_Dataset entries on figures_
++++++++++

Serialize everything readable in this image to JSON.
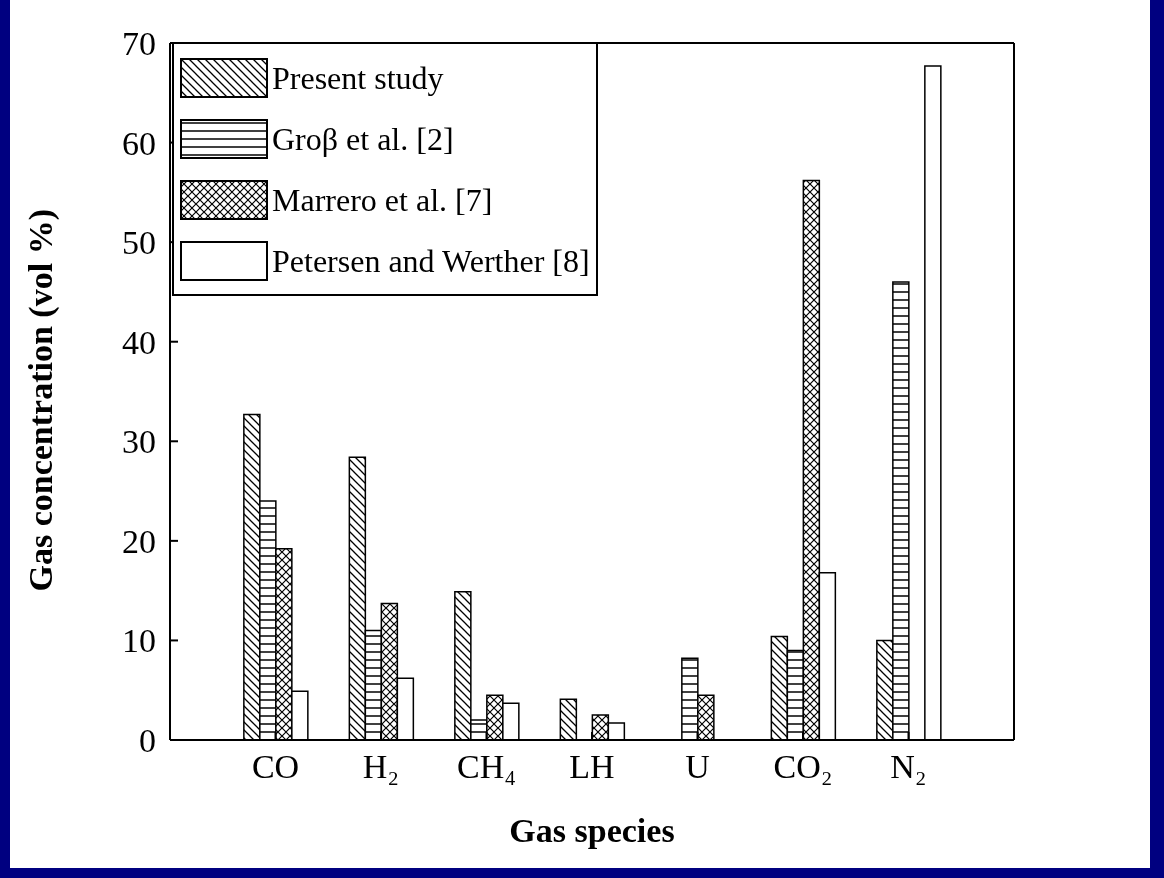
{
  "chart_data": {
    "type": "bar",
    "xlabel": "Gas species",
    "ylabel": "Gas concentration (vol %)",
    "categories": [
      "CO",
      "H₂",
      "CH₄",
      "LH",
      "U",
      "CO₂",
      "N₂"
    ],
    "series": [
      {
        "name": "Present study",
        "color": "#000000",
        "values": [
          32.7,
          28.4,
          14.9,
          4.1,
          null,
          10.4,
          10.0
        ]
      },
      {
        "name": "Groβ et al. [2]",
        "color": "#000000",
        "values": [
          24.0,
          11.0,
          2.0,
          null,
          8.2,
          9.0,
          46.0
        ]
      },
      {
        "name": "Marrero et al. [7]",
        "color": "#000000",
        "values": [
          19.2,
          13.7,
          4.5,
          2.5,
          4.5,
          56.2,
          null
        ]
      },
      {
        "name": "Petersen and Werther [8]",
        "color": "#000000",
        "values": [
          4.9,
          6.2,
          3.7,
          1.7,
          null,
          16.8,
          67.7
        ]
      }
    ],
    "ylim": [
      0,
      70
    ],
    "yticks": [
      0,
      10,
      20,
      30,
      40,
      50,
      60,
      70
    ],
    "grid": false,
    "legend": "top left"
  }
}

++++++++++

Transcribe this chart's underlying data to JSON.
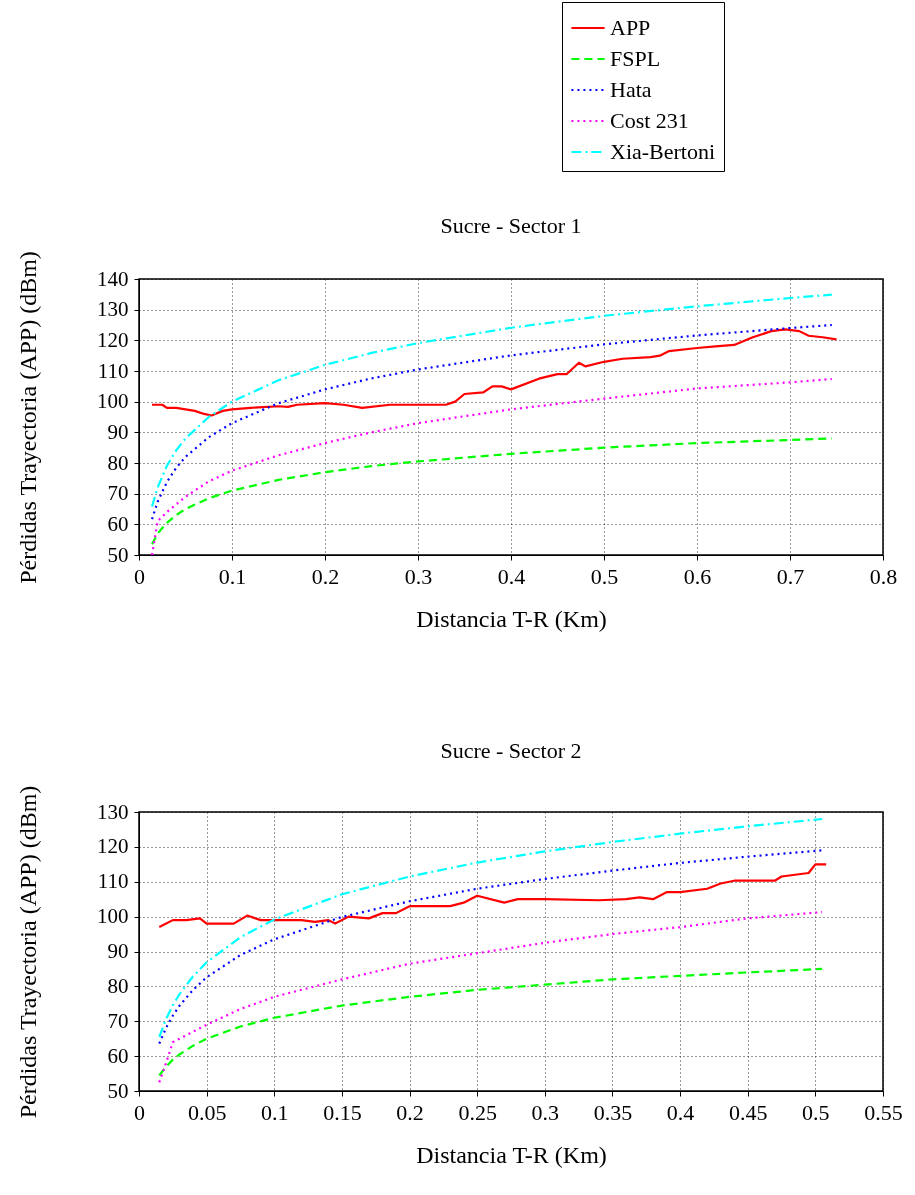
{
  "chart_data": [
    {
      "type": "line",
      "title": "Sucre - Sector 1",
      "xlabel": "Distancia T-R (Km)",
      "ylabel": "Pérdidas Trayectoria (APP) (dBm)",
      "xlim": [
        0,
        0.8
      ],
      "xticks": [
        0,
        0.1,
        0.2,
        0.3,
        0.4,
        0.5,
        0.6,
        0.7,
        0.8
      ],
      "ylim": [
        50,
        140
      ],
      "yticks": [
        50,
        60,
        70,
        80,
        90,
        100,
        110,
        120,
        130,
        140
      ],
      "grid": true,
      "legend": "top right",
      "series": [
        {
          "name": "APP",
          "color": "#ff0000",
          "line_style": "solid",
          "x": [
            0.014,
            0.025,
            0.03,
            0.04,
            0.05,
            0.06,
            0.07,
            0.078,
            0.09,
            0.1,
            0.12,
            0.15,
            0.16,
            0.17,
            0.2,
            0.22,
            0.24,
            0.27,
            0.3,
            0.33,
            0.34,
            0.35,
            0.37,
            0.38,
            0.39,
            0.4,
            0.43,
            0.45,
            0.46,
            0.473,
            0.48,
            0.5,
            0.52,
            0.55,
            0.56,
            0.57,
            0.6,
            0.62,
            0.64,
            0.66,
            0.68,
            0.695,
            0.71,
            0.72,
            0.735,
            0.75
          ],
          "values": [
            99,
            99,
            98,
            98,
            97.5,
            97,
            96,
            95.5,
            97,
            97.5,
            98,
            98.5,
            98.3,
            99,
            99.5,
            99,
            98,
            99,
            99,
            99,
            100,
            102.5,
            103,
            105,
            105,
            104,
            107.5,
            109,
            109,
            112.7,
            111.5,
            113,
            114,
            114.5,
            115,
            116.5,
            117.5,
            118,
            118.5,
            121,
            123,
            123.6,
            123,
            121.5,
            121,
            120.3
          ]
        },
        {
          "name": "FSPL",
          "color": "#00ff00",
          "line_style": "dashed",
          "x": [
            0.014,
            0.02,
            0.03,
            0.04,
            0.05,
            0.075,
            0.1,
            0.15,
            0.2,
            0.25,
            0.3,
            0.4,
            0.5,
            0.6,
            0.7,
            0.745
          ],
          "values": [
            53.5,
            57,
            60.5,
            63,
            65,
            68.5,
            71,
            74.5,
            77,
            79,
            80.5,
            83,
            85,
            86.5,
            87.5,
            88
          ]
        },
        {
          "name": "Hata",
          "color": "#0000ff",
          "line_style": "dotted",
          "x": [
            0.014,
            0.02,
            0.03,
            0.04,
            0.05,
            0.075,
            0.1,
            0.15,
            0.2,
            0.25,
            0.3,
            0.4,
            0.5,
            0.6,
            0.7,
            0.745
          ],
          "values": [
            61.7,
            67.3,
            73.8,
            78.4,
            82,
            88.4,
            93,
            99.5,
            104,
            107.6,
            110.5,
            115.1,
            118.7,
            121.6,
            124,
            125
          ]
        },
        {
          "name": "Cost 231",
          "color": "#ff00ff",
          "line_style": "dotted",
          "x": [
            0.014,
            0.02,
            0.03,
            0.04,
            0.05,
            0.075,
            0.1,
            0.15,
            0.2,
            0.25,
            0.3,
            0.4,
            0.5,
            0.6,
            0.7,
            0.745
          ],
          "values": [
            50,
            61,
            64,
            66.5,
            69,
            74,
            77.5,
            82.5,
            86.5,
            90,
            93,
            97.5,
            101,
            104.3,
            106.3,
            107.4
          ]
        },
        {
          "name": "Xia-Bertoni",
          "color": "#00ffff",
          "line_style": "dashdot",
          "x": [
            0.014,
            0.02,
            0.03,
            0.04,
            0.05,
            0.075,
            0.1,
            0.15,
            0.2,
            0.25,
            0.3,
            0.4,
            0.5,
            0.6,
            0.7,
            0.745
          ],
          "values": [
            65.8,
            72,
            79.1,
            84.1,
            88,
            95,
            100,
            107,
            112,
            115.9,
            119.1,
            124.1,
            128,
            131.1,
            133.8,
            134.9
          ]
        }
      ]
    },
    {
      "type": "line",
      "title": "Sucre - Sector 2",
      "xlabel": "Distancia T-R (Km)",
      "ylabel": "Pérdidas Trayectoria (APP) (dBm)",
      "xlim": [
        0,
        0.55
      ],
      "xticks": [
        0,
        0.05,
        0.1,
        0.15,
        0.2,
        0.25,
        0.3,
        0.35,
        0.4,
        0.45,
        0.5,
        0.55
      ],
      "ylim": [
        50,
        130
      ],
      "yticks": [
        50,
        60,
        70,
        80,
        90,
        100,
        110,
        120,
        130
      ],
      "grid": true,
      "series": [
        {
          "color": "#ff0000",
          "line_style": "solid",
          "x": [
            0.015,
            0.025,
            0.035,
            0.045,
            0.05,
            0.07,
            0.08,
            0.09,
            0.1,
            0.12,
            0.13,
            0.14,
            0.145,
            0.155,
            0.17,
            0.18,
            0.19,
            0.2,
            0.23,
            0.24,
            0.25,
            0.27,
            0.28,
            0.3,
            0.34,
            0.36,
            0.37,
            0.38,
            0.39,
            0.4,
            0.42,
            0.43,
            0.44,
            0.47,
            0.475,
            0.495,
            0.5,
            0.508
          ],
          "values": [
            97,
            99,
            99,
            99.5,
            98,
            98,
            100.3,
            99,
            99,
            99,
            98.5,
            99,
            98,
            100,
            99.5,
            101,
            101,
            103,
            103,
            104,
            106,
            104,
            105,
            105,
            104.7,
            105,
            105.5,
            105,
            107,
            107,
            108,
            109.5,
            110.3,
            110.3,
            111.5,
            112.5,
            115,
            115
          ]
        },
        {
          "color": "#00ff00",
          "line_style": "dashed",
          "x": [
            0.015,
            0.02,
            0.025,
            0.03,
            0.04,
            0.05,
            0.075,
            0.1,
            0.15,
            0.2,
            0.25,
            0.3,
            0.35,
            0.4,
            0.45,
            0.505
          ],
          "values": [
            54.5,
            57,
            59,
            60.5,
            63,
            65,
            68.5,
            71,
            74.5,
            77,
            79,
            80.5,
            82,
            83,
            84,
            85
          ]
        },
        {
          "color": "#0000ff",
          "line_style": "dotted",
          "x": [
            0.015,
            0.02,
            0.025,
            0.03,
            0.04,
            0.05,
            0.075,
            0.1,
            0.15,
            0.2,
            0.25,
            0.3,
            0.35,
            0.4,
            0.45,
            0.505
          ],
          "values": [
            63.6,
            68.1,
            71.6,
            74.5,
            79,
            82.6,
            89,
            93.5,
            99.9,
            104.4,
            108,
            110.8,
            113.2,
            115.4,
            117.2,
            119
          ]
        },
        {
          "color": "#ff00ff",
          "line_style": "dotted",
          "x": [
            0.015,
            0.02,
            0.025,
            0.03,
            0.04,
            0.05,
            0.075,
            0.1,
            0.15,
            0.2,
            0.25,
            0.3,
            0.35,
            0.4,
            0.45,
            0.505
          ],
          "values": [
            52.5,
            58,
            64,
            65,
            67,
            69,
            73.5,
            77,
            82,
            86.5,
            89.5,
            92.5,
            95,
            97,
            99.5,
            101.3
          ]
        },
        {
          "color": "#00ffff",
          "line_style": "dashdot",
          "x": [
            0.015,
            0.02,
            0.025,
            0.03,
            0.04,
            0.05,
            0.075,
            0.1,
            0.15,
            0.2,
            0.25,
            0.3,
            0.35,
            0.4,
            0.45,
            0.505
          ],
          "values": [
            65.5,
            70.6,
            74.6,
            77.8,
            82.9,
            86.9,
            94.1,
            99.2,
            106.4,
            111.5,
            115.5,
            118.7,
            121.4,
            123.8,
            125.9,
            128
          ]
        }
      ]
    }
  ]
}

++++++++++

_Stated task_
Look for "Sector" and pull out every line that has it.

_Exercise result_
      "title": "Sucre - Sector 1",
      "title": "Sucre - Sector 2",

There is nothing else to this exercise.